Return each line of the material verbatim.

## Begin Records provided

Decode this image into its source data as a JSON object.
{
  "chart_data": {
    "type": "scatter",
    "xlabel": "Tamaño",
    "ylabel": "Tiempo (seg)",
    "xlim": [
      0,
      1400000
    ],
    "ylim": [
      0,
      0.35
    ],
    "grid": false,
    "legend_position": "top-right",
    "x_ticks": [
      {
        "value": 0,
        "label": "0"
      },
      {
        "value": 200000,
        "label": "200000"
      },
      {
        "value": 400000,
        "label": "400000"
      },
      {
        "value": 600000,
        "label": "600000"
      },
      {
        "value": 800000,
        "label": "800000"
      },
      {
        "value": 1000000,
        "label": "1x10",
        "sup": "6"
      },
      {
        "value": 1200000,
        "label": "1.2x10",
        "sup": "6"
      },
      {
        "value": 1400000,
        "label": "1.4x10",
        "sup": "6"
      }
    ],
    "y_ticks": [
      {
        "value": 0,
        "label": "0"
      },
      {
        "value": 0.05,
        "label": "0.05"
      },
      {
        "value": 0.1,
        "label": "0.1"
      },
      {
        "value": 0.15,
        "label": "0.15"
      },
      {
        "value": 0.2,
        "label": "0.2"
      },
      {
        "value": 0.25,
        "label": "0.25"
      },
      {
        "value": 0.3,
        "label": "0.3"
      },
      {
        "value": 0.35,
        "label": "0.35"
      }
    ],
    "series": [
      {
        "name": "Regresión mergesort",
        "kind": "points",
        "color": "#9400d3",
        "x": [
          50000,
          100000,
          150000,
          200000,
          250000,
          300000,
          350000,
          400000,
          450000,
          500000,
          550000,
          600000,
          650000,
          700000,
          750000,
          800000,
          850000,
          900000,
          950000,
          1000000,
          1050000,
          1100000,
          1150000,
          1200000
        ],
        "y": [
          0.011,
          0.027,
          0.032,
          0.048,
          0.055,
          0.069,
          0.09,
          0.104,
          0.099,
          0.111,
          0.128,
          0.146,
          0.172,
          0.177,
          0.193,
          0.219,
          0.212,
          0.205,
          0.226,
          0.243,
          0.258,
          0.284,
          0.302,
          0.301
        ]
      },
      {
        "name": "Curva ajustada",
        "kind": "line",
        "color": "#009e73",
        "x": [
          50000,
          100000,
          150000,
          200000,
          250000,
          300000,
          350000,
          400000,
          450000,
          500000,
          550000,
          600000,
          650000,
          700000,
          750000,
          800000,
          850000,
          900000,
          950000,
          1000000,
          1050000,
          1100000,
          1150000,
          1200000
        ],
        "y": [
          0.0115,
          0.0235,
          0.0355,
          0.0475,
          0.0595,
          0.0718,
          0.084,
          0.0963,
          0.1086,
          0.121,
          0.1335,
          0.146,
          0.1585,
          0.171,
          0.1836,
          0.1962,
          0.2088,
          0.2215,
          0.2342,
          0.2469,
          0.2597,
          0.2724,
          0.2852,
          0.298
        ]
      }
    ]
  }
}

## End Records provided

▶ _The output_
Decode this image into its source data as a JSON object.
{
  "chart_data": {
    "type": "scatter",
    "xlabel": "Tamaño",
    "ylabel": "Tiempo (seg)",
    "xlim": [
      0,
      1400000
    ],
    "ylim": [
      0,
      0.35
    ],
    "grid": false,
    "legend_position": "top-right",
    "x_ticks": [
      {
        "value": 0,
        "label": "0"
      },
      {
        "value": 200000,
        "label": "200000"
      },
      {
        "value": 400000,
        "label": "400000"
      },
      {
        "value": 600000,
        "label": "600000"
      },
      {
        "value": 800000,
        "label": "800000"
      },
      {
        "value": 1000000,
        "label": "1x10",
        "sup": "6"
      },
      {
        "value": 1200000,
        "label": "1.2x10",
        "sup": "6"
      },
      {
        "value": 1400000,
        "label": "1.4x10",
        "sup": "6"
      }
    ],
    "y_ticks": [
      {
        "value": 0,
        "label": "0"
      },
      {
        "value": 0.05,
        "label": "0.05"
      },
      {
        "value": 0.1,
        "label": "0.1"
      },
      {
        "value": 0.15,
        "label": "0.15"
      },
      {
        "value": 0.2,
        "label": "0.2"
      },
      {
        "value": 0.25,
        "label": "0.25"
      },
      {
        "value": 0.3,
        "label": "0.3"
      },
      {
        "value": 0.35,
        "label": "0.35"
      }
    ],
    "series": [
      {
        "name": "Regresión mergesort",
        "kind": "points",
        "color": "#9400d3",
        "x": [
          50000,
          100000,
          150000,
          200000,
          250000,
          300000,
          350000,
          400000,
          450000,
          500000,
          550000,
          600000,
          650000,
          700000,
          750000,
          800000,
          850000,
          900000,
          950000,
          1000000,
          1050000,
          1100000,
          1150000,
          1200000
        ],
        "y": [
          0.011,
          0.027,
          0.032,
          0.048,
          0.055,
          0.069,
          0.09,
          0.104,
          0.099,
          0.111,
          0.128,
          0.146,
          0.172,
          0.177,
          0.193,
          0.219,
          0.212,
          0.205,
          0.226,
          0.243,
          0.258,
          0.284,
          0.302,
          0.301
        ]
      },
      {
        "name": "Curva ajustada",
        "kind": "line",
        "color": "#009e73",
        "x": [
          50000,
          100000,
          150000,
          200000,
          250000,
          300000,
          350000,
          400000,
          450000,
          500000,
          550000,
          600000,
          650000,
          700000,
          750000,
          800000,
          850000,
          900000,
          950000,
          1000000,
          1050000,
          1100000,
          1150000,
          1200000
        ],
        "y": [
          0.0115,
          0.0235,
          0.0355,
          0.0475,
          0.0595,
          0.0718,
          0.084,
          0.0963,
          0.1086,
          0.121,
          0.1335,
          0.146,
          0.1585,
          0.171,
          0.1836,
          0.1962,
          0.2088,
          0.2215,
          0.2342,
          0.2469,
          0.2597,
          0.2724,
          0.2852,
          0.298
        ]
      }
    ]
  }
}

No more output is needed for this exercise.